Data entries:
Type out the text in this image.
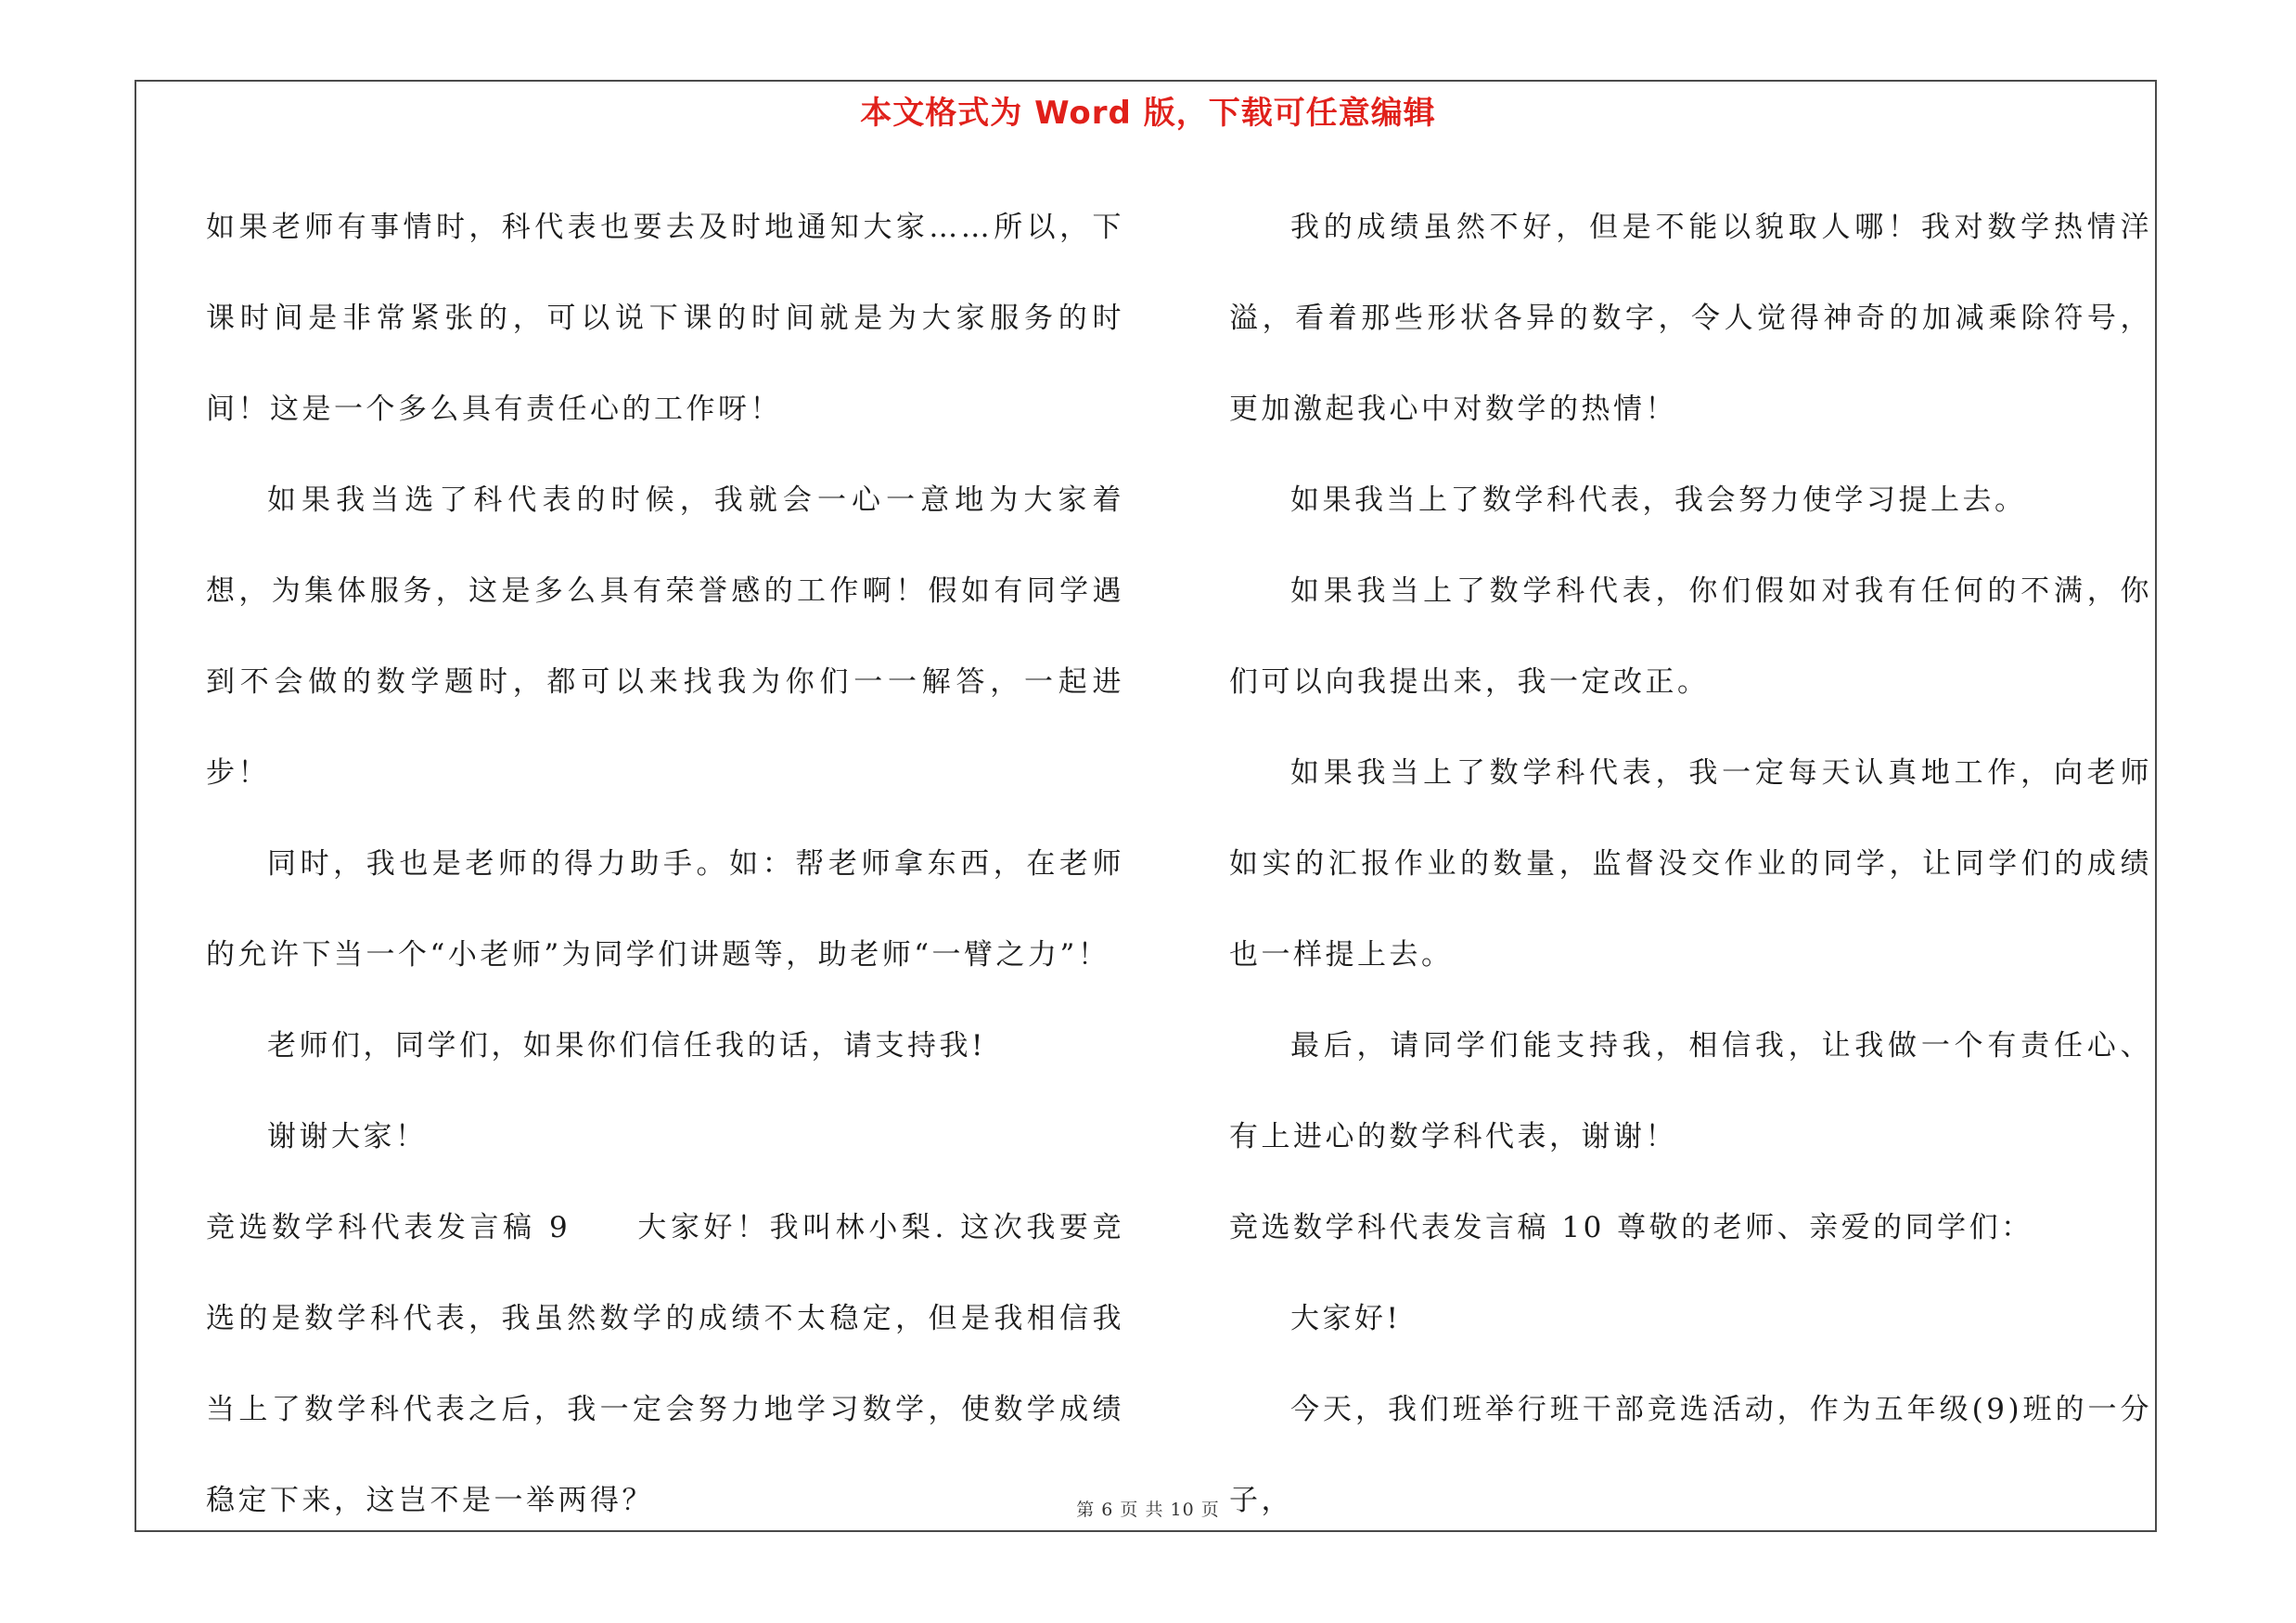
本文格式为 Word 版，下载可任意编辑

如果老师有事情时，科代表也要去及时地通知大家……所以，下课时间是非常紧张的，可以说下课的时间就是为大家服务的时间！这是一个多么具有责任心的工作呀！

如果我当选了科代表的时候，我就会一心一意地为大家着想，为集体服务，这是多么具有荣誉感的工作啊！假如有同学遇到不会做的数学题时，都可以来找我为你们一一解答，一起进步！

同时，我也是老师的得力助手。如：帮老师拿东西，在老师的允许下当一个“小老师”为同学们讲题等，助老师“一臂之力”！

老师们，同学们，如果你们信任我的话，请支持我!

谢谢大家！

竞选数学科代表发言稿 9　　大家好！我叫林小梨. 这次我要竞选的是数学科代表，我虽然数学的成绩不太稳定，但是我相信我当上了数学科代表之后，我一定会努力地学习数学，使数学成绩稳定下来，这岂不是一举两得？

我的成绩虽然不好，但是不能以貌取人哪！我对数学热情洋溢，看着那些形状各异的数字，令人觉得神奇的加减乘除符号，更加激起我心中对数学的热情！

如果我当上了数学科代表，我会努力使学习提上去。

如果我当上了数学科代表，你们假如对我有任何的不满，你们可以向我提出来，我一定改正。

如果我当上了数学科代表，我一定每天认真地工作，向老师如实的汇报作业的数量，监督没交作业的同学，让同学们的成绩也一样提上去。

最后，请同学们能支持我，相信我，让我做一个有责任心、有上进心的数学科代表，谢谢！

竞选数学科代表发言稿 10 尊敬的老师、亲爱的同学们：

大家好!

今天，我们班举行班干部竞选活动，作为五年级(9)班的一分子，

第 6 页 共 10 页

WHAT YOU SHOULD DO - Return each line that includes "竞选数学科代表发言稿".

FINAL RESULT -
竞选数学科代表发言稿 9　　大家好！我叫林小梨. 这次我要竞选的是数学科代表，我虽然数学的成绩不太稳定，但是我相信我当上了数学科代表之后，我一定会努力地学习数学，使数学成绩稳定下来，这岂不是一举两得？
竞选数学科代表发言稿 10 尊敬的老师、亲爱的同学们：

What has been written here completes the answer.